GIVEN REQUEST: Pull out each line of the data that includes the word "Пусть".

Records from a dataset
— Begin —

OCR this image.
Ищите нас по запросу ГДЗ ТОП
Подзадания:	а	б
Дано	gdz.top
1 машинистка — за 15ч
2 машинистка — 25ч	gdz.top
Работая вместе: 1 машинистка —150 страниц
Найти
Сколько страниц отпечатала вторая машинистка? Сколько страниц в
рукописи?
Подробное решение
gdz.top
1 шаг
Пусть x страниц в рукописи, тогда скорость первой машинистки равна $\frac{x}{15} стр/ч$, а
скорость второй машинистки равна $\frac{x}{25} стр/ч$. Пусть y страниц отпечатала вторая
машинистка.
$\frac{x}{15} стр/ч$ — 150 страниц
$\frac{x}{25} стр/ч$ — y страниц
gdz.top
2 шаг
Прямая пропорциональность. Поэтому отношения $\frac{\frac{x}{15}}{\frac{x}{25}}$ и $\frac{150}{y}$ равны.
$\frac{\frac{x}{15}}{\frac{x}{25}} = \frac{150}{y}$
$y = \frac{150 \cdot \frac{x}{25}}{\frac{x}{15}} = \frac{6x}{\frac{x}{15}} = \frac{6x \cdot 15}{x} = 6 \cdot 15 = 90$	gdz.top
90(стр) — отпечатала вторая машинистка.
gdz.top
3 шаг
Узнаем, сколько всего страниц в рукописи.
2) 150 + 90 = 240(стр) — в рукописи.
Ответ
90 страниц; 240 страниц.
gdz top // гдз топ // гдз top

— End —
— Begin —

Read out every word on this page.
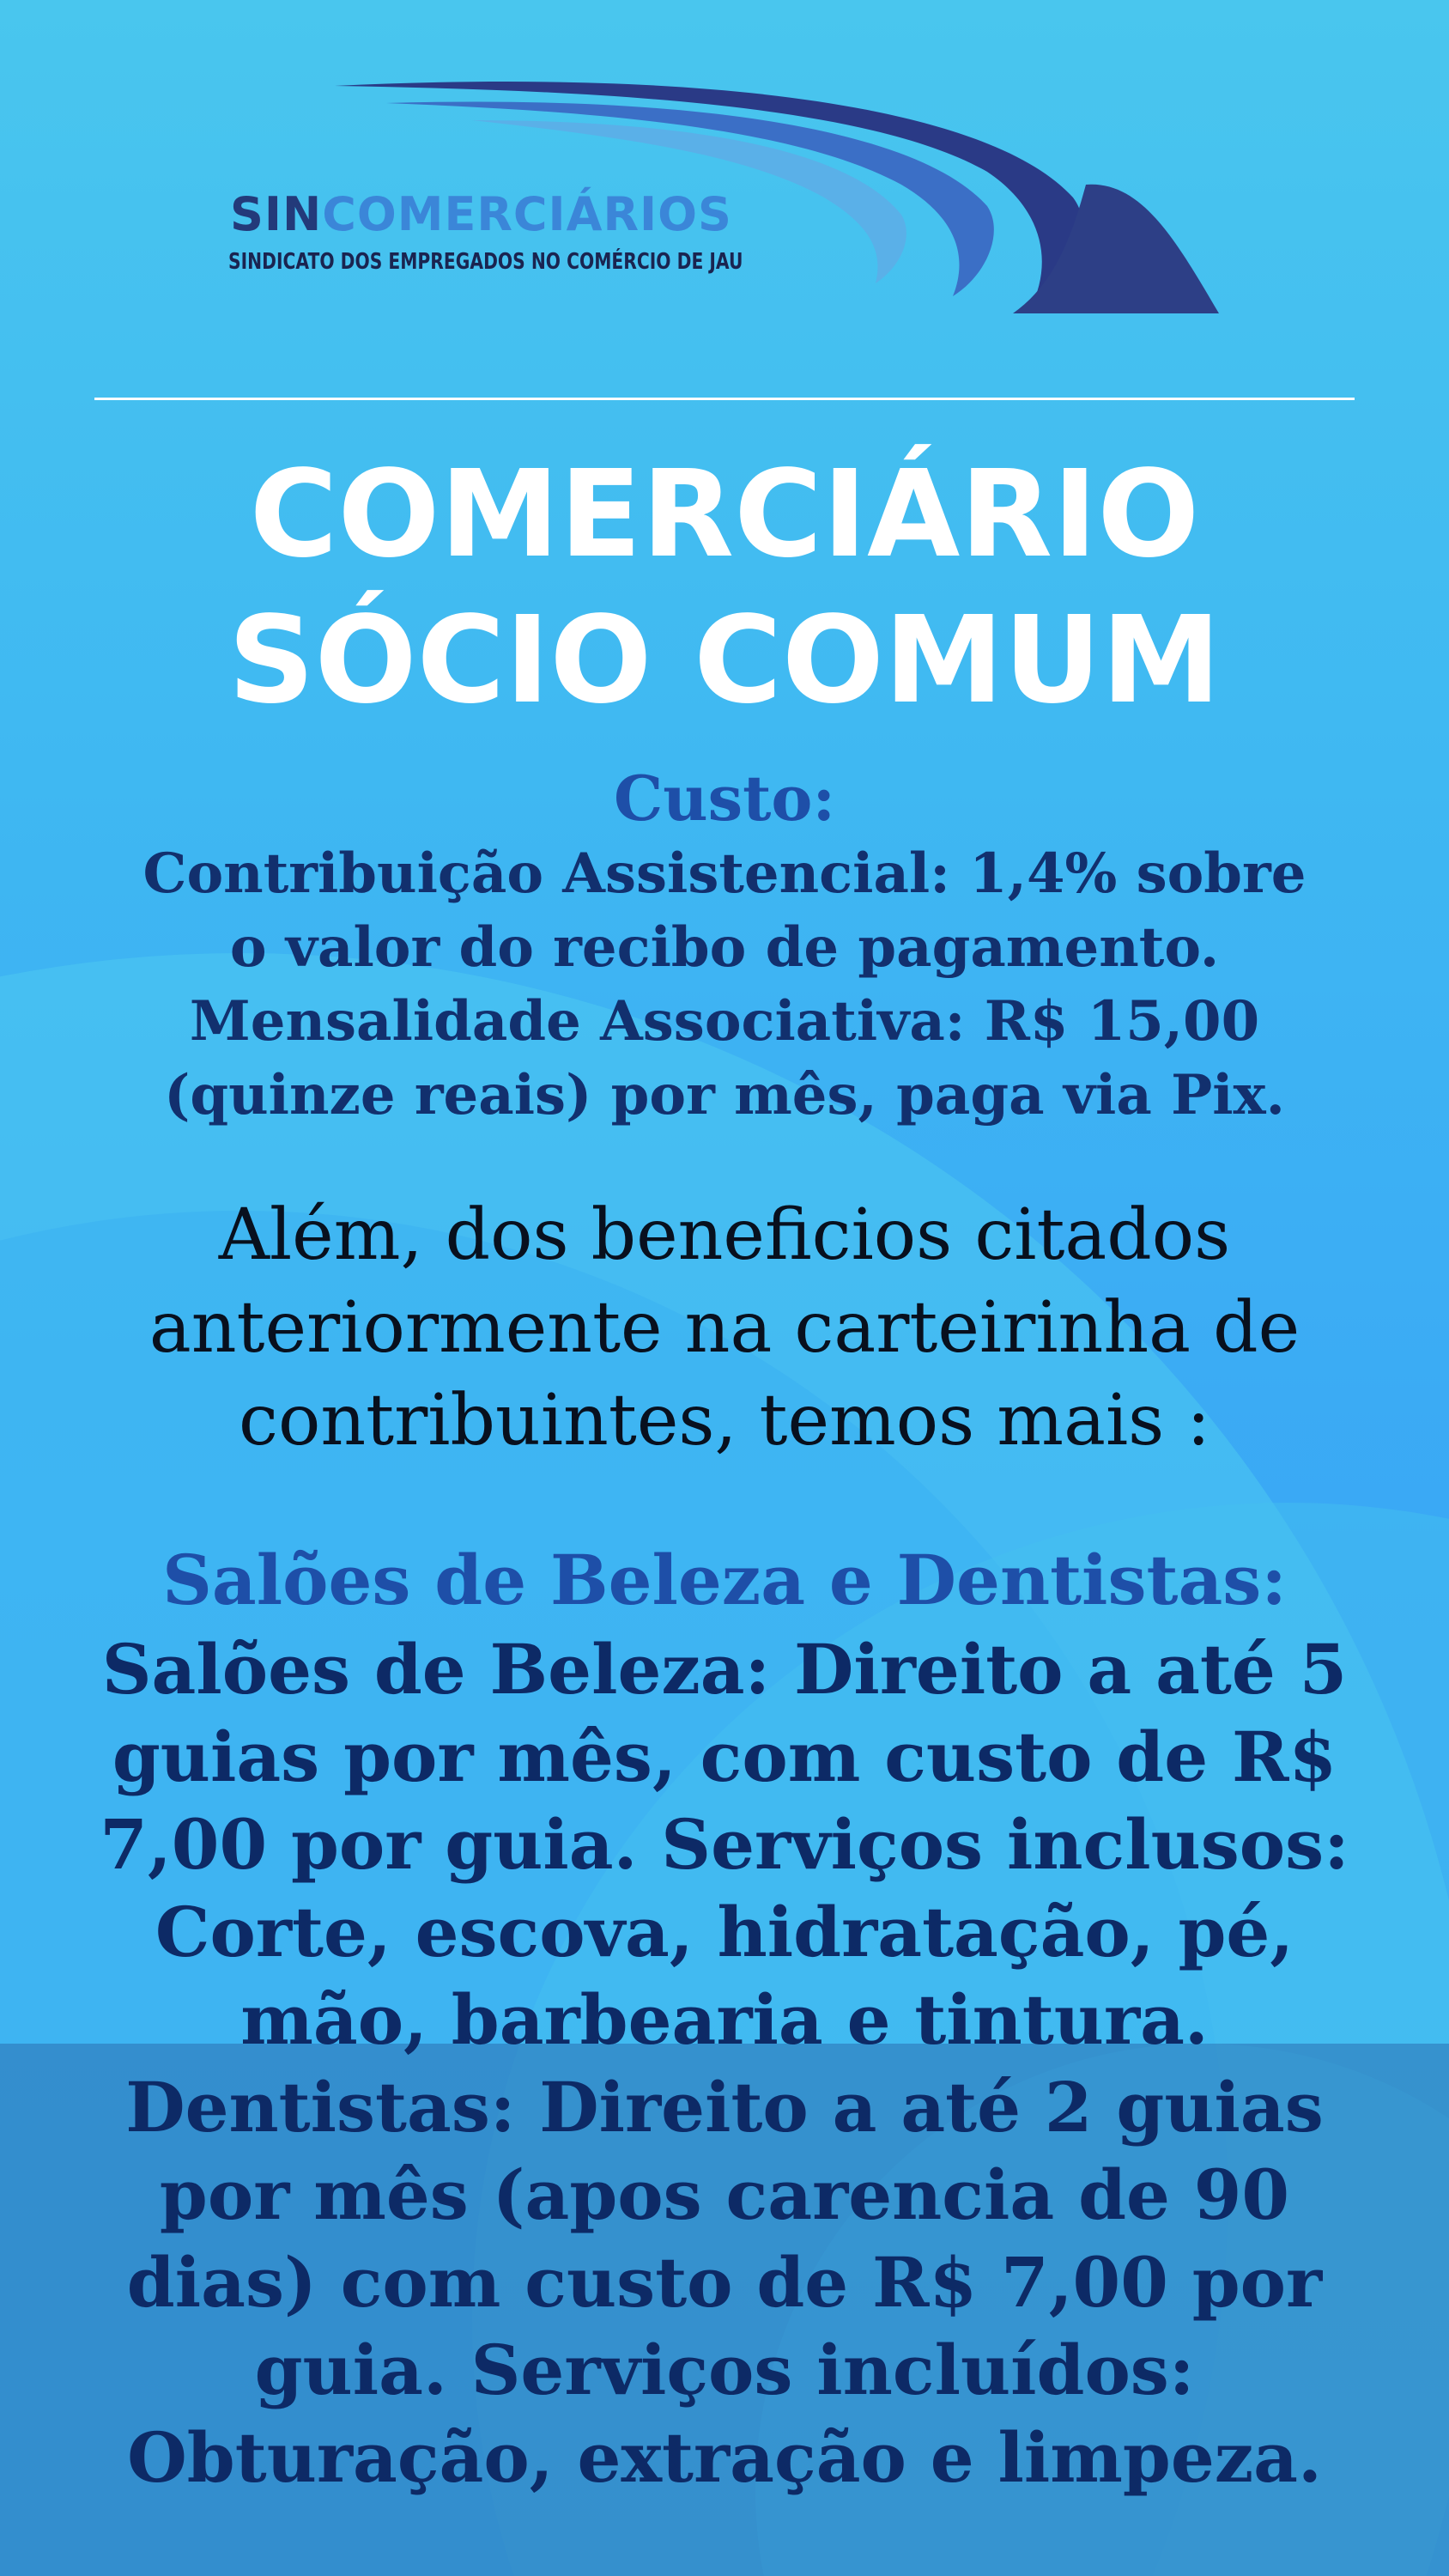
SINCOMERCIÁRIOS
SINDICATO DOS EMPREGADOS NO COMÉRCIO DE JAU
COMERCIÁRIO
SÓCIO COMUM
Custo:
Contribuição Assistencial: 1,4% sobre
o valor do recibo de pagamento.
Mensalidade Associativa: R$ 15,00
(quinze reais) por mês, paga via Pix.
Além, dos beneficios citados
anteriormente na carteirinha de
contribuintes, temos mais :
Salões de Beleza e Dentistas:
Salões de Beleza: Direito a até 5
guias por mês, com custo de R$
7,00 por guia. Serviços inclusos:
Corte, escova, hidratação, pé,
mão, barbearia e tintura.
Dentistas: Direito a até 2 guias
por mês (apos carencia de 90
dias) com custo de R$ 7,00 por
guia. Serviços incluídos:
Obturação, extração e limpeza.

— End —

RESPONSE:
Пусть x страниц в рукописи, тогда скорость первой машинистки равна $\frac{x}{15} стр/ч$, а
скорость второй машинистки равна $\frac{x}{25} стр/ч$. Пусть y страниц отпечатала вторая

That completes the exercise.